• _PROBLEM_
Transcribe each line exactly.

## Start EXERCISE INPUTS

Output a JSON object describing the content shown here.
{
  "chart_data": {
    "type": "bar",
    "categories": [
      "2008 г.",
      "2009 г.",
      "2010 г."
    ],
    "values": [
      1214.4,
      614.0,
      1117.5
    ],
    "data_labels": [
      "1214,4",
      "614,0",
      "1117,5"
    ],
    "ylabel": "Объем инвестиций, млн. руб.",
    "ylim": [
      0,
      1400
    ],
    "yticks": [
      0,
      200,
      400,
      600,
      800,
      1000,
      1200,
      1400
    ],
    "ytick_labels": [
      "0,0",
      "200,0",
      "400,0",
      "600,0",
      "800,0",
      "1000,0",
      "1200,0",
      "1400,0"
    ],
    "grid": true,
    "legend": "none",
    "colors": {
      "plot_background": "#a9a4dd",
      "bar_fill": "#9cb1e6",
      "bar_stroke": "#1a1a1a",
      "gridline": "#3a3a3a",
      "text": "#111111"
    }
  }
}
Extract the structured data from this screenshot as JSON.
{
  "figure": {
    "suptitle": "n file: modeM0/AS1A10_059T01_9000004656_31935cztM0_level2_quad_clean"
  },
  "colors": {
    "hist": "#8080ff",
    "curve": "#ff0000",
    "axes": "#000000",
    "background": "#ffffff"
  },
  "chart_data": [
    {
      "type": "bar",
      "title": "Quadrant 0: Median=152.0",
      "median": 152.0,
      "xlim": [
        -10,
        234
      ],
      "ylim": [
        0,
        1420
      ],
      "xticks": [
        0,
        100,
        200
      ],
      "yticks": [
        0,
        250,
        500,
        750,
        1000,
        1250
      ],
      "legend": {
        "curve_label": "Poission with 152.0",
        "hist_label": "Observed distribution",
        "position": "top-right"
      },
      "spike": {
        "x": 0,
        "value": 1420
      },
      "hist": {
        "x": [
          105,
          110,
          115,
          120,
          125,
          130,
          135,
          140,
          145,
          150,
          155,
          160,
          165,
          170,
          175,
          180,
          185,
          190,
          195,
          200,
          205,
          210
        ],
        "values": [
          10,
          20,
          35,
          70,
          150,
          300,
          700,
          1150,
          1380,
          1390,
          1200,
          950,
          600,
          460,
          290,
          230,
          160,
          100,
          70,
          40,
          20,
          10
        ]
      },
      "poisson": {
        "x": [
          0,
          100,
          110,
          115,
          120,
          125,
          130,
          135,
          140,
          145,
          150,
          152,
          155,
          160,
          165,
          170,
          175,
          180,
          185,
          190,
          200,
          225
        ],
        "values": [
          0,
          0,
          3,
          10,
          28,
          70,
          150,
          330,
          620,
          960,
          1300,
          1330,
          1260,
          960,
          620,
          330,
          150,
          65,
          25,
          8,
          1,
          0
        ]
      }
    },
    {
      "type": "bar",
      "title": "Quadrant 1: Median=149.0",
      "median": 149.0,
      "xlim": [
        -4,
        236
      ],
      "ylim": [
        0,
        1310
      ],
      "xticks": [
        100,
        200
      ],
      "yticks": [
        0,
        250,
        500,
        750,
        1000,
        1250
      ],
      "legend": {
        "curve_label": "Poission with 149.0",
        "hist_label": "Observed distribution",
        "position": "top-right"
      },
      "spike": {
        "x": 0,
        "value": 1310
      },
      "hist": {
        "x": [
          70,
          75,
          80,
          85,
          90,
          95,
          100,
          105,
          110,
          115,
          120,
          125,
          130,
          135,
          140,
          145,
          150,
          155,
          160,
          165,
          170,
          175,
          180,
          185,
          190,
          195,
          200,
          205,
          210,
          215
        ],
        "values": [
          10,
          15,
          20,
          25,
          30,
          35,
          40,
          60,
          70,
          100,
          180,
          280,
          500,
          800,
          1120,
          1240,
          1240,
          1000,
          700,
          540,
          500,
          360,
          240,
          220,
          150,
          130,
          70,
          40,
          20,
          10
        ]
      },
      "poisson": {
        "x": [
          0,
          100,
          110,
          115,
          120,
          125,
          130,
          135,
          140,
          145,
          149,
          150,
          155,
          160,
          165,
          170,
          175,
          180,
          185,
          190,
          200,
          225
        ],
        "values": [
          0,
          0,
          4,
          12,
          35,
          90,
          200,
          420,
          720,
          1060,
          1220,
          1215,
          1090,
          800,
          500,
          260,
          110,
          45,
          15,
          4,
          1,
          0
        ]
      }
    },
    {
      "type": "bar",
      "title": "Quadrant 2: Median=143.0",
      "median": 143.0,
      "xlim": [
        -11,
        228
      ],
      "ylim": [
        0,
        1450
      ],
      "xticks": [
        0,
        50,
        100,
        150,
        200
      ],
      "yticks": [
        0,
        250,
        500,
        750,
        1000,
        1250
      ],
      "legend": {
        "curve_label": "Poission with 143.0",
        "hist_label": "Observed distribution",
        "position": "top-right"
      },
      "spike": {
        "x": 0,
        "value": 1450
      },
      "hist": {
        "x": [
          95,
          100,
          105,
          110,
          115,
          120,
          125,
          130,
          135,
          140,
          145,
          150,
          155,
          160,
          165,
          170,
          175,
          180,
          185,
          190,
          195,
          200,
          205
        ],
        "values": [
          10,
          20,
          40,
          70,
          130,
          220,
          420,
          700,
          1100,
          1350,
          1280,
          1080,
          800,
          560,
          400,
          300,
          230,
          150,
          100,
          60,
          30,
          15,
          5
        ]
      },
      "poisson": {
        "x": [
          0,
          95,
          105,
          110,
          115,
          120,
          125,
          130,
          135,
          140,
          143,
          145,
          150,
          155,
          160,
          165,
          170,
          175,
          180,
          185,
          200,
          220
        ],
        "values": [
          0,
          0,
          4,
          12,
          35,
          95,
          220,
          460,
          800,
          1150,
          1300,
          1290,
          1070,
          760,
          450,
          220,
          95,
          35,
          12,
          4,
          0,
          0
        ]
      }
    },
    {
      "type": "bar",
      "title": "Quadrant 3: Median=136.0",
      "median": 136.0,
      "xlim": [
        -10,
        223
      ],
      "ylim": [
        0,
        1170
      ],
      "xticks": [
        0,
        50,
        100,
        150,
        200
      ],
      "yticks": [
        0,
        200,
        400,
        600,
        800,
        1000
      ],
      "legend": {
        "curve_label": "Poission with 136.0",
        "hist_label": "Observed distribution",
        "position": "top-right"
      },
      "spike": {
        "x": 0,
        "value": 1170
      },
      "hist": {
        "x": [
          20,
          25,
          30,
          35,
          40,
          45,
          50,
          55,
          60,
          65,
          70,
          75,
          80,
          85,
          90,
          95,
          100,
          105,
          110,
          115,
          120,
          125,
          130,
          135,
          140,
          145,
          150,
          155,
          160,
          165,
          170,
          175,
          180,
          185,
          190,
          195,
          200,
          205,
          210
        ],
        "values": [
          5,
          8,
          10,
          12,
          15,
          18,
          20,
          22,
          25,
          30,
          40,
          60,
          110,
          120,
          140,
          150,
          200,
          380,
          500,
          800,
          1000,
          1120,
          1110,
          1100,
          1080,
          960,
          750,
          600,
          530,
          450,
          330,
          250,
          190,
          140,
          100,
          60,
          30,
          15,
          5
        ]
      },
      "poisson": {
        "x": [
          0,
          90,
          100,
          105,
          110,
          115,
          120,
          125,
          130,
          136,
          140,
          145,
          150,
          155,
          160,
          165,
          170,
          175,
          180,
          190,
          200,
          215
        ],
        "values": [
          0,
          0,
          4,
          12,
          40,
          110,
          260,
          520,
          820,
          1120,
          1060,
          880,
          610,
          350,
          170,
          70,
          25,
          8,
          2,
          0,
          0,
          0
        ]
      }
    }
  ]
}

## End EXERCISE INPUTS

• _ANSWER TO THIS TASK_
Output a JSON object describing the content shown here.
{
  "chart_data": {
    "type": "bar",
    "categories": [
      "2008 г.",
      "2009 г.",
      "2010 г."
    ],
    "values": [
      1214.4,
      614.0,
      1117.5
    ],
    "data_labels": [
      "1214,4",
      "614,0",
      "1117,5"
    ],
    "ylabel": "Объем инвестиций, млн. руб.",
    "ylim": [
      0,
      1400
    ],
    "yticks": [
      0,
      200,
      400,
      600,
      800,
      1000,
      1200,
      1400
    ],
    "ytick_labels": [
      "0,0",
      "200,0",
      "400,0",
      "600,0",
      "800,0",
      "1000,0",
      "1200,0",
      "1400,0"
    ],
    "grid": true,
    "legend": "none",
    "colors": {
      "plot_background": "#a9a4dd",
      "bar_fill": "#9cb1e6",
      "bar_stroke": "#1a1a1a",
      "gridline": "#3a3a3a",
      "text": "#111111"
    }
  }
}
Extract the structured data from this screenshot as JSON.
{
  "figure": {
    "suptitle": "n file: modeM0/AS1A10_059T01_9000004656_31935cztM0_level2_quad_clean"
  },
  "colors": {
    "hist": "#8080ff",
    "curve": "#ff0000",
    "axes": "#000000",
    "background": "#ffffff"
  },
  "chart_data": [
    {
      "type": "bar",
      "title": "Quadrant 0: Median=152.0",
      "median": 152.0,
      "xlim": [
        -10,
        234
      ],
      "ylim": [
        0,
        1420
      ],
      "xticks": [
        0,
        100,
        200
      ],
      "yticks": [
        0,
        250,
        500,
        750,
        1000,
        1250
      ],
      "legend": {
        "curve_label": "Poission with 152.0",
        "hist_label": "Observed distribution",
        "position": "top-right"
      },
      "spike": {
        "x": 0,
        "value": 1420
      },
      "hist": {
        "x": [
          105,
          110,
          115,
          120,
          125,
          130,
          135,
          140,
          145,
          150,
          155,
          160,
          165,
          170,
          175,
          180,
          185,
          190,
          195,
          200,
          205,
          210
        ],
        "values": [
          10,
          20,
          35,
          70,
          150,
          300,
          700,
          1150,
          1380,
          1390,
          1200,
          950,
          600,
          460,
          290,
          230,
          160,
          100,
          70,
          40,
          20,
          10
        ]
      },
      "poisson": {
        "x": [
          0,
          100,
          110,
          115,
          120,
          125,
          130,
          135,
          140,
          145,
          150,
          152,
          155,
          160,
          165,
          170,
          175,
          180,
          185,
          190,
          200,
          225
        ],
        "values": [
          0,
          0,
          3,
          10,
          28,
          70,
          150,
          330,
          620,
          960,
          1300,
          1330,
          1260,
          960,
          620,
          330,
          150,
          65,
          25,
          8,
          1,
          0
        ]
      }
    },
    {
      "type": "bar",
      "title": "Quadrant 1: Median=149.0",
      "median": 149.0,
      "xlim": [
        -4,
        236
      ],
      "ylim": [
        0,
        1310
      ],
      "xticks": [
        100,
        200
      ],
      "yticks": [
        0,
        250,
        500,
        750,
        1000,
        1250
      ],
      "legend": {
        "curve_label": "Poission with 149.0",
        "hist_label": "Observed distribution",
        "position": "top-right"
      },
      "spike": {
        "x": 0,
        "value": 1310
      },
      "hist": {
        "x": [
          70,
          75,
          80,
          85,
          90,
          95,
          100,
          105,
          110,
          115,
          120,
          125,
          130,
          135,
          140,
          145,
          150,
          155,
          160,
          165,
          170,
          175,
          180,
          185,
          190,
          195,
          200,
          205,
          210,
          215
        ],
        "values": [
          10,
          15,
          20,
          25,
          30,
          35,
          40,
          60,
          70,
          100,
          180,
          280,
          500,
          800,
          1120,
          1240,
          1240,
          1000,
          700,
          540,
          500,
          360,
          240,
          220,
          150,
          130,
          70,
          40,
          20,
          10
        ]
      },
      "poisson": {
        "x": [
          0,
          100,
          110,
          115,
          120,
          125,
          130,
          135,
          140,
          145,
          149,
          150,
          155,
          160,
          165,
          170,
          175,
          180,
          185,
          190,
          200,
          225
        ],
        "values": [
          0,
          0,
          4,
          12,
          35,
          90,
          200,
          420,
          720,
          1060,
          1220,
          1215,
          1090,
          800,
          500,
          260,
          110,
          45,
          15,
          4,
          1,
          0
        ]
      }
    },
    {
      "type": "bar",
      "title": "Quadrant 2: Median=143.0",
      "median": 143.0,
      "xlim": [
        -11,
        228
      ],
      "ylim": [
        0,
        1450
      ],
      "xticks": [
        0,
        50,
        100,
        150,
        200
      ],
      "yticks": [
        0,
        250,
        500,
        750,
        1000,
        1250
      ],
      "legend": {
        "curve_label": "Poission with 143.0",
        "hist_label": "Observed distribution",
        "position": "top-right"
      },
      "spike": {
        "x": 0,
        "value": 1450
      },
      "hist": {
        "x": [
          95,
          100,
          105,
          110,
          115,
          120,
          125,
          130,
          135,
          140,
          145,
          150,
          155,
          160,
          165,
          170,
          175,
          180,
          185,
          190,
          195,
          200,
          205
        ],
        "values": [
          10,
          20,
          40,
          70,
          130,
          220,
          420,
          700,
          1100,
          1350,
          1280,
          1080,
          800,
          560,
          400,
          300,
          230,
          150,
          100,
          60,
          30,
          15,
          5
        ]
      },
      "poisson": {
        "x": [
          0,
          95,
          105,
          110,
          115,
          120,
          125,
          130,
          135,
          140,
          143,
          145,
          150,
          155,
          160,
          165,
          170,
          175,
          180,
          185,
          200,
          220
        ],
        "values": [
          0,
          0,
          4,
          12,
          35,
          95,
          220,
          460,
          800,
          1150,
          1300,
          1290,
          1070,
          760,
          450,
          220,
          95,
          35,
          12,
          4,
          0,
          0
        ]
      }
    },
    {
      "type": "bar",
      "title": "Quadrant 3: Median=136.0",
      "median": 136.0,
      "xlim": [
        -10,
        223
      ],
      "ylim": [
        0,
        1170
      ],
      "xticks": [
        0,
        50,
        100,
        150,
        200
      ],
      "yticks": [
        0,
        200,
        400,
        600,
        800,
        1000
      ],
      "legend": {
        "curve_label": "Poission with 136.0",
        "hist_label": "Observed distribution",
        "position": "top-right"
      },
      "spike": {
        "x": 0,
        "value": 1170
      },
      "hist": {
        "x": [
          20,
          25,
          30,
          35,
          40,
          45,
          50,
          55,
          60,
          65,
          70,
          75,
          80,
          85,
          90,
          95,
          100,
          105,
          110,
          115,
          120,
          125,
          130,
          135,
          140,
          145,
          150,
          155,
          160,
          165,
          170,
          175,
          180,
          185,
          190,
          195,
          200,
          205,
          210
        ],
        "values": [
          5,
          8,
          10,
          12,
          15,
          18,
          20,
          22,
          25,
          30,
          40,
          60,
          110,
          120,
          140,
          150,
          200,
          380,
          500,
          800,
          1000,
          1120,
          1110,
          1100,
          1080,
          960,
          750,
          600,
          530,
          450,
          330,
          250,
          190,
          140,
          100,
          60,
          30,
          15,
          5
        ]
      },
      "poisson": {
        "x": [
          0,
          90,
          100,
          105,
          110,
          115,
          120,
          125,
          130,
          136,
          140,
          145,
          150,
          155,
          160,
          165,
          170,
          175,
          180,
          190,
          200,
          215
        ],
        "values": [
          0,
          0,
          4,
          12,
          40,
          110,
          260,
          520,
          820,
          1120,
          1060,
          880,
          610,
          350,
          170,
          70,
          25,
          8,
          2,
          0,
          0,
          0
        ]
      }
    }
  ]
}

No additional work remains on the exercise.